Set problem
Pull out every line below that holds the word "Answer".

++++++

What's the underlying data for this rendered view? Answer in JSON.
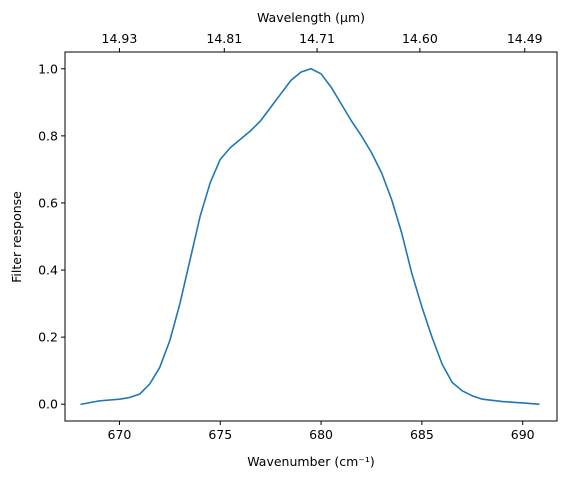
{
  "chart_data": {
    "type": "line",
    "title": "",
    "xlabel": "Wavenumber (cm⁻¹)",
    "ylabel": "Filter response",
    "top_xlabel": "Wavelength (μm)",
    "xlim": [
      667.3,
      691.7
    ],
    "ylim": [
      -0.05,
      1.05
    ],
    "x_ticks": [
      670,
      675,
      680,
      685,
      690
    ],
    "x_tick_labels": [
      "670",
      "675",
      "680",
      "685",
      "690"
    ],
    "y_ticks": [
      0.0,
      0.2,
      0.4,
      0.6,
      0.8,
      1.0
    ],
    "y_tick_labels": [
      "0.0",
      "0.2",
      "0.4",
      "0.6",
      "0.8",
      "1.0"
    ],
    "top_ticks": [
      670.0,
      675.2,
      679.8,
      684.9,
      690.1
    ],
    "top_tick_labels": [
      "14.93",
      "14.81",
      "14.71",
      "14.60",
      "14.49"
    ],
    "grid": false,
    "line_color": "#1f77b4",
    "series": [
      {
        "x": [
          668.1,
          669.0,
          670.0,
          670.5,
          671.0,
          671.5,
          672.0,
          672.5,
          673.0,
          673.5,
          674.0,
          674.5,
          675.0,
          675.5,
          676.0,
          676.5,
          677.0,
          677.5,
          678.0,
          678.5,
          679.0,
          679.5,
          680.0,
          680.5,
          681.0,
          681.5,
          682.0,
          682.5,
          683.0,
          683.5,
          684.0,
          684.5,
          685.0,
          685.5,
          686.0,
          686.5,
          687.0,
          687.5,
          688.0,
          689.0,
          690.0,
          690.8
        ],
        "y": [
          0.0,
          0.01,
          0.015,
          0.02,
          0.03,
          0.06,
          0.11,
          0.19,
          0.3,
          0.43,
          0.56,
          0.66,
          0.73,
          0.765,
          0.79,
          0.815,
          0.845,
          0.885,
          0.925,
          0.965,
          0.99,
          1.0,
          0.985,
          0.945,
          0.895,
          0.845,
          0.8,
          0.75,
          0.69,
          0.61,
          0.51,
          0.39,
          0.29,
          0.2,
          0.12,
          0.065,
          0.04,
          0.025,
          0.015,
          0.008,
          0.004,
          0.0
        ]
      }
    ]
  }
}
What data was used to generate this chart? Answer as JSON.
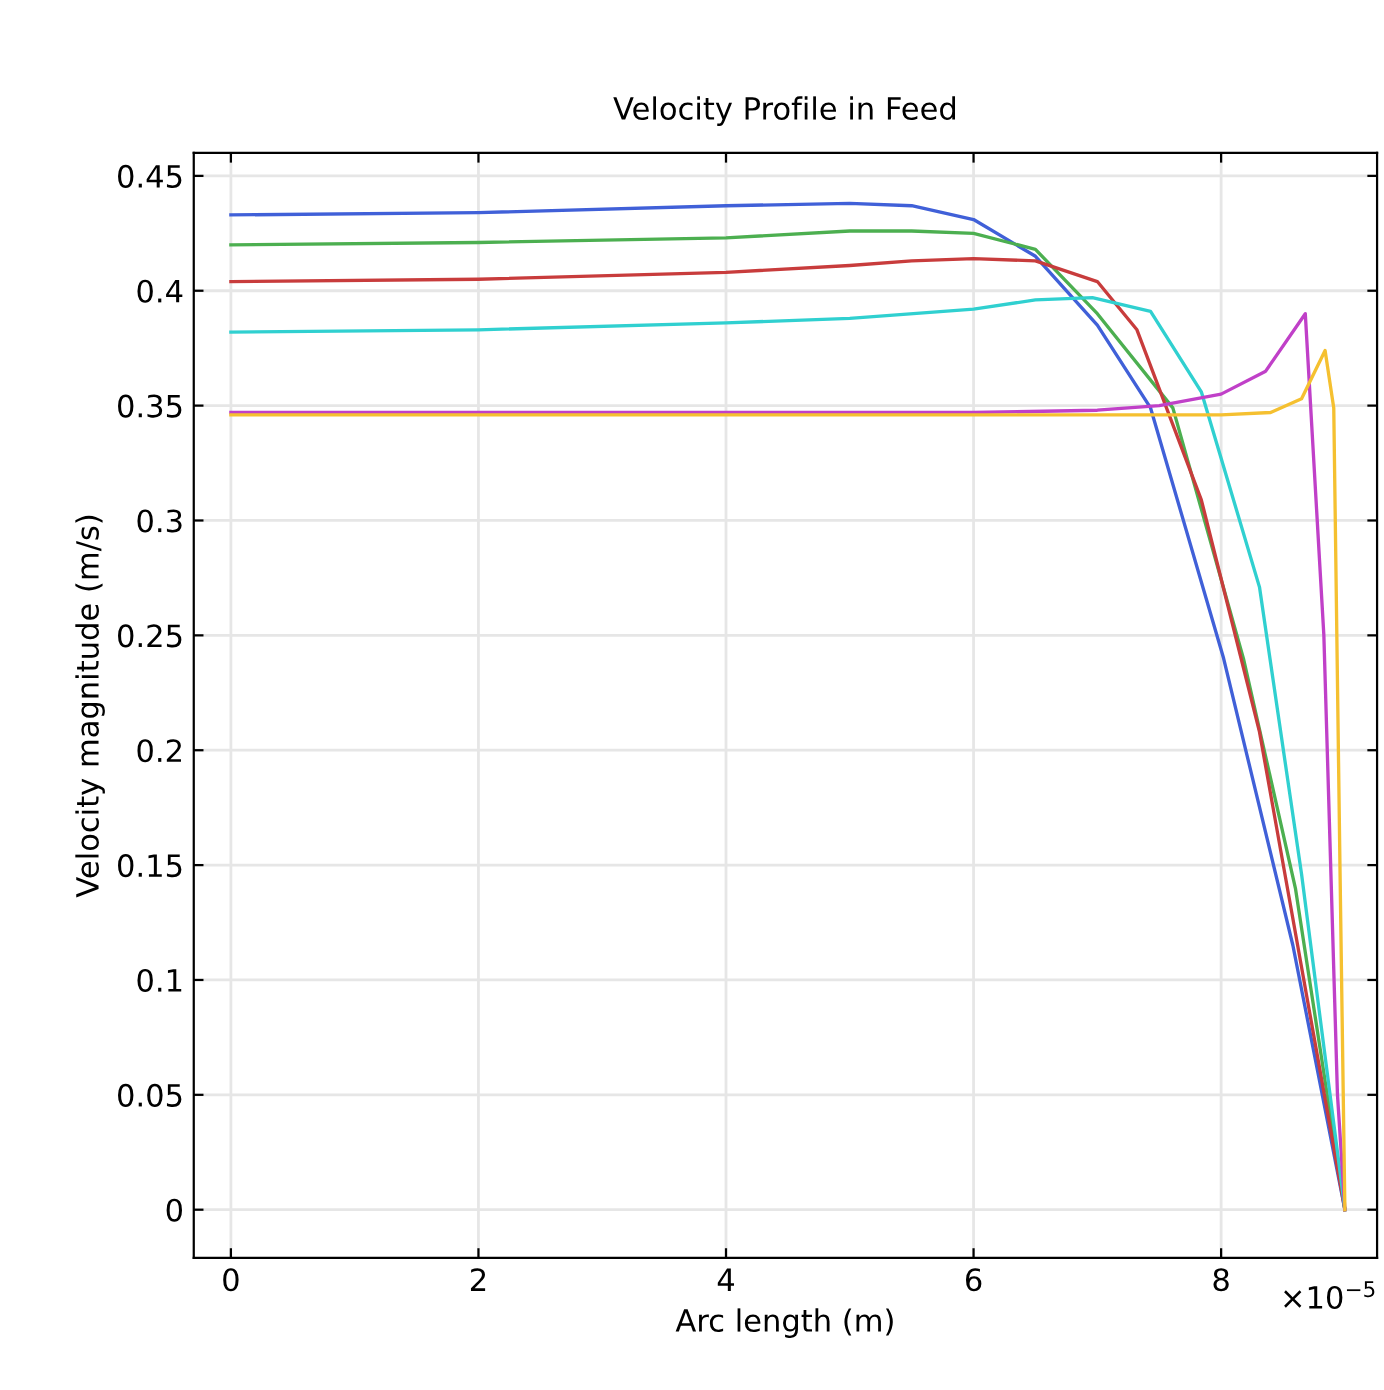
{
  "chart_data": {
    "type": "line",
    "title": "Velocity Profile in Feed",
    "xlabel": "Arc length (m)",
    "ylabel": "Velocity magnitude (m/s)",
    "xlim": [
      -0.3,
      9.26
    ],
    "xticks": [
      0,
      2,
      4,
      6,
      8
    ],
    "ylim": [
      -0.021,
      0.46
    ],
    "yticks": [
      0,
      0.05,
      0.1,
      0.15,
      0.2,
      0.25,
      0.3,
      0.35,
      0.4,
      0.45
    ],
    "grid": true,
    "marker": "none",
    "line_style": "solid",
    "annotations": [
      "×10$^{−5}$"
    ],
    "series": [
      {
        "color": "#4060d8",
        "x": [
          0,
          2,
          4,
          5,
          5.5,
          6,
          6.5,
          7,
          7.43,
          8.02,
          8.58,
          9
        ],
        "values": [
          0.433,
          0.434,
          0.437,
          0.438,
          0.437,
          0.431,
          0.415,
          0.385,
          0.349,
          0.24,
          0.115,
          0
        ]
      },
      {
        "color": "#4caf50",
        "x": [
          0,
          2,
          4,
          5,
          5.5,
          6,
          6.5,
          7,
          7.61,
          8.18,
          8.6,
          9
        ],
        "values": [
          0.42,
          0.421,
          0.423,
          0.426,
          0.426,
          0.425,
          0.418,
          0.39,
          0.349,
          0.24,
          0.14,
          0
        ]
      },
      {
        "color": "#c83c3c",
        "x": [
          0,
          2,
          4,
          5,
          5.5,
          6,
          6.5,
          7,
          7.32,
          7.84,
          8.31,
          9
        ],
        "values": [
          0.404,
          0.405,
          0.408,
          0.411,
          0.413,
          0.414,
          0.413,
          0.404,
          0.383,
          0.309,
          0.208,
          0
        ]
      },
      {
        "color": "#30d0d0",
        "x": [
          0,
          2,
          4,
          5,
          6,
          6.5,
          6.96,
          7.43,
          7.84,
          8.31,
          8.65,
          9
        ],
        "values": [
          0.382,
          0.383,
          0.386,
          0.388,
          0.392,
          0.396,
          0.397,
          0.391,
          0.356,
          0.271,
          0.146,
          0
        ]
      },
      {
        "color": "#c040c8",
        "x": [
          0,
          2,
          4,
          6,
          7,
          7.5,
          8,
          8.36,
          8.68,
          8.83,
          8.94,
          9
        ],
        "values": [
          0.347,
          0.347,
          0.347,
          0.347,
          0.348,
          0.35,
          0.355,
          0.365,
          0.39,
          0.25,
          0.05,
          0
        ]
      },
      {
        "color": "#f5c030",
        "x": [
          0,
          2,
          4,
          6,
          7,
          8,
          8.4,
          8.65,
          8.84,
          8.91,
          8.96,
          9
        ],
        "values": [
          0.346,
          0.346,
          0.346,
          0.346,
          0.346,
          0.346,
          0.347,
          0.353,
          0.374,
          0.349,
          0.15,
          0
        ]
      }
    ]
  }
}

++++++

Solution for this exercise
What's the underlying data for this rendered view? Answer in JSON.
What data was used to generate this chart? Answer as JSON.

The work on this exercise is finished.